▶ [TASK]
Give all the lines below again, exactly, with no pictures.

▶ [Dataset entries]
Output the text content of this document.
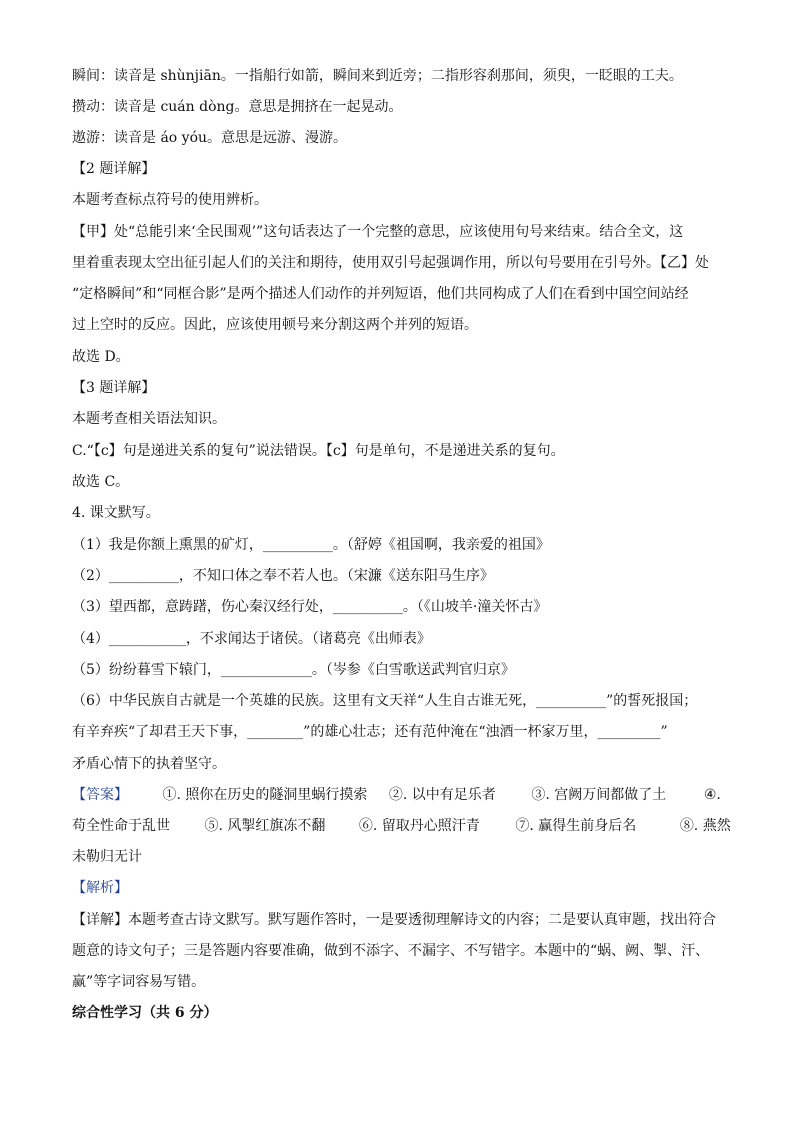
瞬间：读音是 shùnjiān。一指船行如箭，瞬间来到近旁；二指形容刹那间，须臾，一眨眼的工夫。
攒动：读音是 cuán dòng。意思是拥挤在一起晃动。
遨游：读音是 áo yóu。意思是远游、漫游。
【2 题详解】
本题考查标点符号的使用辨析。
【甲】处“总能引来‘全民围观’”这句话表达了一个完整的意思，应该使用句号来结束。结合全文，这
里着重表现太空出征引起人们的关注和期待，使用双引号起强调作用，所以句号要用在引号外。【乙】处
“定格瞬间”和“同框合影”是两个描述人们动作的并列短语，他们共同构成了人们在看到中国空间站经
过上空时的反应。因此，应该使用顿号来分割这两个并列的短语。
故选 D。
【3 题详解】
本题考查相关语法知识。
C.“【c】句是递进关系的复句”说法错误。【c】句是单句，不是递进关系的复句。
故选 C。
4. 课文默写。
（1）我是你额上熏黑的矿灯，__________。（舒婷《祖国啊，我亲爱的祖国》
（2）__________，不知口体之奉不若人也。（宋濂《送东阳马生序》
（3）望西都，意踌躇，伤心秦汉经行处，__________。（《山坡羊·潼关怀古》
（4）___________，不求闻达于诸侯。（诸葛亮《出师表》
（5）纷纷暮雪下辕门，_____________。（岑参《白雪歌送武判官归京》
（6）中华民族自古就是一个英雄的民族。这里有文天祥“人生自古谁无死，__________”的誓死报国；
有辛弃疾“了却君王天下事，________”的雄心壮志；还有范仲淹在“浊酒一杯家万里，_________”
矛盾心情下的执着坚守。
【答案】 ①. 照你在历史的隧洞里蜗行摸索 ②. 以中有足乐者	③. 宫阙万间都做了土	④.
苟全性命于乱世 ⑤. 风掣红旗冻不翻 ⑥. 留取丹心照汗青	⑦. 赢得生前身后名	⑧. 燕然
未勒归无计
【解析】
【详解】本题考查古诗文默写。默写题作答时，一是要透彻理解诗文的内容；二是要认真审题，找出符合
题意的诗文句子；三是答题内容要准确，做到不添字、不漏字、不写错字。本题中的“蜗、阙、掣、汗、
赢”等字词容易写错。
综合性学习（共 6 分）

▶ [RIGHT ANSWER]
Output the text content of this document.
瞬间：读音是 shùnjiān。一指船行如箭，瞬间来到近旁；二指形容刹那间，须臾，一眨眼的工夫。
攒动：读音是 cuán dòng。意思是拥挤在一起晃动。
遨游：读音是 áo yóu。意思是远游、漫游。
【2 题详解】
本题考查标点符号的使用辨析。
【甲】处“总能引来‘全民围观’”这句话表达了一个完整的意思，应该使用句号来结束。结合全文，这
里着重表现太空出征引起人们的关注和期待，使用双引号起强调作用，所以句号要用在引号外。【乙】处
“定格瞬间”和“同框合影”是两个描述人们动作的并列短语，他们共同构成了人们在看到中国空间站经
过上空时的反应。因此，应该使用顿号来分割这两个并列的短语。
故选 D。
【3 题详解】
本题考查相关语法知识。
C.“【c】句是递进关系的复句”说法错误。【c】句是单句，不是递进关系的复句。
故选 C。
4. 课文默写。
（1）我是你额上熏黑的矿灯，__________。（舒婷《祖国啊，我亲爱的祖国》
（2）__________，不知口体之奉不若人也。（宋濂《送东阳马生序》
（3）望西都，意踌躇，伤心秦汉经行处，__________。（《山坡羊·潼关怀古》
（4）___________，不求闻达于诸侯。（诸葛亮《出师表》
（5）纷纷暮雪下辕门，_____________。（岑参《白雪歌送武判官归京》
（6）中华民族自古就是一个英雄的民族。这里有文天祥“人生自古谁无死，__________”的誓死报国；
有辛弃疾“了却君王天下事，________”的雄心壮志；还有范仲淹在“浊酒一杯家万里，_________”
矛盾心情下的执着坚守。
【答案】 ①. 照你在历史的隧洞里蜗行摸索 ②. 以中有足乐者	③. 宫阙万间都做了土	④.
苟全性命于乱世 ⑤. 风掣红旗冻不翻 ⑥. 留取丹心照汗青	⑦. 赢得生前身后名	⑧. 燕然
未勒归无计
【解析】
【详解】本题考查古诗文默写。默写题作答时，一是要透彻理解诗文的内容；二是要认真审题，找出符合
题意的诗文句子；三是答题内容要准确，做到不添字、不漏字、不写错字。本题中的“蜗、阙、掣、汗、
赢”等字词容易写错。
综合性学习（共 6 分）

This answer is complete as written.